**Task goal:** Your task is to write out the complete listing exactly as it is shown.

**Data section:**
· · · · ·
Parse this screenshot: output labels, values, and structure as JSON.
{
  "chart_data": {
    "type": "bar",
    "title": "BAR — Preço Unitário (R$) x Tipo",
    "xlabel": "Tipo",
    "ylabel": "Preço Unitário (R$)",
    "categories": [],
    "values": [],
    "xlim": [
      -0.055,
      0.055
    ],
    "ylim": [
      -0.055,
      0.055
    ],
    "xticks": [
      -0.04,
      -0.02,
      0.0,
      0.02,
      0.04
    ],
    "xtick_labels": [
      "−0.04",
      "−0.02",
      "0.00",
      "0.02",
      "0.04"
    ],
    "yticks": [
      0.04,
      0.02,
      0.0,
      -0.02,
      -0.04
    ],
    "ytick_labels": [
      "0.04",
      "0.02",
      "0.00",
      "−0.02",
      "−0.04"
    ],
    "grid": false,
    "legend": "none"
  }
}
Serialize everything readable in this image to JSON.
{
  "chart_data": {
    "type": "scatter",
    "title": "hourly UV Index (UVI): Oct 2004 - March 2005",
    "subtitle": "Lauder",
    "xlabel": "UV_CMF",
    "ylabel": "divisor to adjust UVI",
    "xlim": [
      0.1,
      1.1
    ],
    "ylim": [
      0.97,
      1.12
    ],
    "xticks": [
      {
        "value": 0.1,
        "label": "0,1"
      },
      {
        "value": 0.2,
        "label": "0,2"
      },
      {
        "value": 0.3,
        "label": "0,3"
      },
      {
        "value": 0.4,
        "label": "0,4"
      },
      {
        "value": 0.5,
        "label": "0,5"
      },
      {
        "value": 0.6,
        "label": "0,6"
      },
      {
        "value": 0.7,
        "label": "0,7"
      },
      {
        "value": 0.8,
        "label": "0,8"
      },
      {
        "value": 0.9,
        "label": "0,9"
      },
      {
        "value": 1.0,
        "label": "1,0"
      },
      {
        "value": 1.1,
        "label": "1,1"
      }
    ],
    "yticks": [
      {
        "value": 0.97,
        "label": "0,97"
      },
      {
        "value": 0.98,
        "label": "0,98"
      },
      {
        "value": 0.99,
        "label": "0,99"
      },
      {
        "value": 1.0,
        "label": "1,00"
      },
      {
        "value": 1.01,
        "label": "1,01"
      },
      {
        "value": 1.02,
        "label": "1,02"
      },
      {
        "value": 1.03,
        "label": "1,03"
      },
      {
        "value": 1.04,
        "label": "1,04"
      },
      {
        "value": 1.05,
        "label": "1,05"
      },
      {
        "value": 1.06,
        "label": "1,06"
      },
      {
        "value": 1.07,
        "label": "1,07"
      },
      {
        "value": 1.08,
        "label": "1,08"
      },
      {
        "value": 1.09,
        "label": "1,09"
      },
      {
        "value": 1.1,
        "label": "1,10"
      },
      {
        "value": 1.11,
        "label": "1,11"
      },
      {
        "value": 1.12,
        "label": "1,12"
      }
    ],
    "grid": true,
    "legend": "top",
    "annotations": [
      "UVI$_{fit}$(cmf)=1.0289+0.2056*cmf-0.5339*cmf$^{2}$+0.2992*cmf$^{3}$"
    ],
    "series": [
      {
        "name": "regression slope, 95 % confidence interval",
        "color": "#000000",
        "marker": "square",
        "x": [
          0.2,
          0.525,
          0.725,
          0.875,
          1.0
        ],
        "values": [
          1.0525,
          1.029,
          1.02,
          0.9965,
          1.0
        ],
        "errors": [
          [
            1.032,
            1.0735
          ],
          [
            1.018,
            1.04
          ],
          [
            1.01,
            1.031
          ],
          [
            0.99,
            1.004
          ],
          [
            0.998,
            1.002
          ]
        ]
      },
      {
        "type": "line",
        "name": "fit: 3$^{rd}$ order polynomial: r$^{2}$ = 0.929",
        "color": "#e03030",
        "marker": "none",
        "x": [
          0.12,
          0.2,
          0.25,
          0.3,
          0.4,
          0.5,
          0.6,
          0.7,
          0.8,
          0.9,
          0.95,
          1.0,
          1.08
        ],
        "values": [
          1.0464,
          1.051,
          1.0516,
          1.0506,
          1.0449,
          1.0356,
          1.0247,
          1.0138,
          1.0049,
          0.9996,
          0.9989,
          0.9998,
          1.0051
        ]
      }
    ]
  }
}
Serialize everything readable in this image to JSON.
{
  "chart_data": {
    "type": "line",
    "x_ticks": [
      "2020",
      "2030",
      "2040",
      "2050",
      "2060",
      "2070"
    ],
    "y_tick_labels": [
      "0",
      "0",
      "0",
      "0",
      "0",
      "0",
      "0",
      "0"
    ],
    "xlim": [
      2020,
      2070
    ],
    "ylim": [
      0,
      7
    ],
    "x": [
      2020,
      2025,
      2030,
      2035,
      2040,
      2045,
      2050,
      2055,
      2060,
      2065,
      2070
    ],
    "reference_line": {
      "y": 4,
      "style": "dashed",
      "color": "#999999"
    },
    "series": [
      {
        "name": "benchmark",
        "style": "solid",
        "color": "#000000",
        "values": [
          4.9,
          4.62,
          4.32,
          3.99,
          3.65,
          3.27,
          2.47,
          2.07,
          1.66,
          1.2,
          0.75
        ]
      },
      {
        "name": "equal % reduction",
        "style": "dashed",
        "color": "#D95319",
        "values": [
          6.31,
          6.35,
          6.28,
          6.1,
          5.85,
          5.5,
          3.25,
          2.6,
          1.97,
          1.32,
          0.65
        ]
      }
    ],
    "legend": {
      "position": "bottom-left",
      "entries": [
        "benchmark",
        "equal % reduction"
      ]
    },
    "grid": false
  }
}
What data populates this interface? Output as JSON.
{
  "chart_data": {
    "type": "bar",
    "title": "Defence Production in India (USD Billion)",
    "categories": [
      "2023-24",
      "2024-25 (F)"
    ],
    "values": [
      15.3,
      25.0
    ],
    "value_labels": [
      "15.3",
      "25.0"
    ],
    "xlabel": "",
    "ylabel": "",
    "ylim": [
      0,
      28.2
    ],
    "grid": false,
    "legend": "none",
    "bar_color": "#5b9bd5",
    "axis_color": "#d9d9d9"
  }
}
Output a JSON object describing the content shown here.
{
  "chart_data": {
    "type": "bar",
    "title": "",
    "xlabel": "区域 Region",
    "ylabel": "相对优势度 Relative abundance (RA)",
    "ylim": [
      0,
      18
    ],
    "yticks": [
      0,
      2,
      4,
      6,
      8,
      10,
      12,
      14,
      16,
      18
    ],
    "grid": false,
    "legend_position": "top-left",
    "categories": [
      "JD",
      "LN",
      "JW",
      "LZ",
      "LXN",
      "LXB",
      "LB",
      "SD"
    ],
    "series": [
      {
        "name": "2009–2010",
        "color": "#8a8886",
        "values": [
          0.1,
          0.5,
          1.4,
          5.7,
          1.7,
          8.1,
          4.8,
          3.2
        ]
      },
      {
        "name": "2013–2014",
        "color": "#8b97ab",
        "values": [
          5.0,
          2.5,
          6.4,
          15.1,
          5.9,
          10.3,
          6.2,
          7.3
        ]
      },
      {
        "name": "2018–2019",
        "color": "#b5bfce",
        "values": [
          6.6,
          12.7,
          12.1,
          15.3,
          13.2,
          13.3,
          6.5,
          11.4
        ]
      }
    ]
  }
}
· · · · ·
**Result of this task:**
Parse this screenshot: output labels, values, and structure as JSON.
{
  "chart_data": {
    "type": "bar",
    "title": "BAR — Preço Unitário (R$) x Tipo",
    "xlabel": "Tipo",
    "ylabel": "Preço Unitário (R$)",
    "categories": [],
    "values": [],
    "xlim": [
      -0.055,
      0.055
    ],
    "ylim": [
      -0.055,
      0.055
    ],
    "xticks": [
      -0.04,
      -0.02,
      0.0,
      0.02,
      0.04
    ],
    "xtick_labels": [
      "−0.04",
      "−0.02",
      "0.00",
      "0.02",
      "0.04"
    ],
    "yticks": [
      0.04,
      0.02,
      0.0,
      -0.02,
      -0.04
    ],
    "ytick_labels": [
      "0.04",
      "0.02",
      "0.00",
      "−0.02",
      "−0.04"
    ],
    "grid": false,
    "legend": "none"
  }
}
Serialize everything readable in this image to JSON.
{
  "chart_data": {
    "type": "scatter",
    "title": "hourly UV Index (UVI): Oct 2004 - March 2005",
    "subtitle": "Lauder",
    "xlabel": "UV_CMF",
    "ylabel": "divisor to adjust UVI",
    "xlim": [
      0.1,
      1.1
    ],
    "ylim": [
      0.97,
      1.12
    ],
    "xticks": [
      {
        "value": 0.1,
        "label": "0,1"
      },
      {
        "value": 0.2,
        "label": "0,2"
      },
      {
        "value": 0.3,
        "label": "0,3"
      },
      {
        "value": 0.4,
        "label": "0,4"
      },
      {
        "value": 0.5,
        "label": "0,5"
      },
      {
        "value": 0.6,
        "label": "0,6"
      },
      {
        "value": 0.7,
        "label": "0,7"
      },
      {
        "value": 0.8,
        "label": "0,8"
      },
      {
        "value": 0.9,
        "label": "0,9"
      },
      {
        "value": 1.0,
        "label": "1,0"
      },
      {
        "value": 1.1,
        "label": "1,1"
      }
    ],
    "yticks": [
      {
        "value": 0.97,
        "label": "0,97"
      },
      {
        "value": 0.98,
        "label": "0,98"
      },
      {
        "value": 0.99,
        "label": "0,99"
      },
      {
        "value": 1.0,
        "label": "1,00"
      },
      {
        "value": 1.01,
        "label": "1,01"
      },
      {
        "value": 1.02,
        "label": "1,02"
      },
      {
        "value": 1.03,
        "label": "1,03"
      },
      {
        "value": 1.04,
        "label": "1,04"
      },
      {
        "value": 1.05,
        "label": "1,05"
      },
      {
        "value": 1.06,
        "label": "1,06"
      },
      {
        "value": 1.07,
        "label": "1,07"
      },
      {
        "value": 1.08,
        "label": "1,08"
      },
      {
        "value": 1.09,
        "label": "1,09"
      },
      {
        "value": 1.1,
        "label": "1,10"
      },
      {
        "value": 1.11,
        "label": "1,11"
      },
      {
        "value": 1.12,
        "label": "1,12"
      }
    ],
    "grid": true,
    "legend": "top",
    "annotations": [
      "UVI$_{fit}$(cmf)=1.0289+0.2056*cmf-0.5339*cmf$^{2}$+0.2992*cmf$^{3}$"
    ],
    "series": [
      {
        "name": "regression slope, 95 % confidence interval",
        "color": "#000000",
        "marker": "square",
        "x": [
          0.2,
          0.525,
          0.725,
          0.875,
          1.0
        ],
        "values": [
          1.0525,
          1.029,
          1.02,
          0.9965,
          1.0
        ],
        "errors": [
          [
            1.032,
            1.0735
          ],
          [
            1.018,
            1.04
          ],
          [
            1.01,
            1.031
          ],
          [
            0.99,
            1.004
          ],
          [
            0.998,
            1.002
          ]
        ]
      },
      {
        "type": "line",
        "name": "fit: 3$^{rd}$ order polynomial: r$^{2}$ = 0.929",
        "color": "#e03030",
        "marker": "none",
        "x": [
          0.12,
          0.2,
          0.25,
          0.3,
          0.4,
          0.5,
          0.6,
          0.7,
          0.8,
          0.9,
          0.95,
          1.0,
          1.08
        ],
        "values": [
          1.0464,
          1.051,
          1.0516,
          1.0506,
          1.0449,
          1.0356,
          1.0247,
          1.0138,
          1.0049,
          0.9996,
          0.9989,
          0.9998,
          1.0051
        ]
      }
    ]
  }
}
Serialize everything readable in this image to JSON.
{
  "chart_data": {
    "type": "line",
    "x_ticks": [
      "2020",
      "2030",
      "2040",
      "2050",
      "2060",
      "2070"
    ],
    "y_tick_labels": [
      "0",
      "0",
      "0",
      "0",
      "0",
      "0",
      "0",
      "0"
    ],
    "xlim": [
      2020,
      2070
    ],
    "ylim": [
      0,
      7
    ],
    "x": [
      2020,
      2025,
      2030,
      2035,
      2040,
      2045,
      2050,
      2055,
      2060,
      2065,
      2070
    ],
    "reference_line": {
      "y": 4,
      "style": "dashed",
      "color": "#999999"
    },
    "series": [
      {
        "name": "benchmark",
        "style": "solid",
        "color": "#000000",
        "values": [
          4.9,
          4.62,
          4.32,
          3.99,
          3.65,
          3.27,
          2.47,
          2.07,
          1.66,
          1.2,
          0.75
        ]
      },
      {
        "name": "equal % reduction",
        "style": "dashed",
        "color": "#D95319",
        "values": [
          6.31,
          6.35,
          6.28,
          6.1,
          5.85,
          5.5,
          3.25,
          2.6,
          1.97,
          1.32,
          0.65
        ]
      }
    ],
    "legend": {
      "position": "bottom-left",
      "entries": [
        "benchmark",
        "equal % reduction"
      ]
    },
    "grid": false
  }
}
What data populates this interface? Output as JSON.
{
  "chart_data": {
    "type": "bar",
    "title": "Defence Production in India (USD Billion)",
    "categories": [
      "2023-24",
      "2024-25 (F)"
    ],
    "values": [
      15.3,
      25.0
    ],
    "value_labels": [
      "15.3",
      "25.0"
    ],
    "xlabel": "",
    "ylabel": "",
    "ylim": [
      0,
      28.2
    ],
    "grid": false,
    "legend": "none",
    "bar_color": "#5b9bd5",
    "axis_color": "#d9d9d9"
  }
}
Output a JSON object describing the content shown here.
{
  "chart_data": {
    "type": "bar",
    "title": "",
    "xlabel": "区域 Region",
    "ylabel": "相对优势度 Relative abundance (RA)",
    "ylim": [
      0,
      18
    ],
    "yticks": [
      0,
      2,
      4,
      6,
      8,
      10,
      12,
      14,
      16,
      18
    ],
    "grid": false,
    "legend_position": "top-left",
    "categories": [
      "JD",
      "LN",
      "JW",
      "LZ",
      "LXN",
      "LXB",
      "LB",
      "SD"
    ],
    "series": [
      {
        "name": "2009–2010",
        "color": "#8a8886",
        "values": [
          0.1,
          0.5,
          1.4,
          5.7,
          1.7,
          8.1,
          4.8,
          3.2
        ]
      },
      {
        "name": "2013–2014",
        "color": "#8b97ab",
        "values": [
          5.0,
          2.5,
          6.4,
          15.1,
          5.9,
          10.3,
          6.2,
          7.3
        ]
      },
      {
        "name": "2018–2019",
        "color": "#b5bfce",
        "values": [
          6.6,
          12.7,
          12.1,
          15.3,
          13.2,
          13.3,
          6.5,
          11.4
        ]
      }
    ]
  }
}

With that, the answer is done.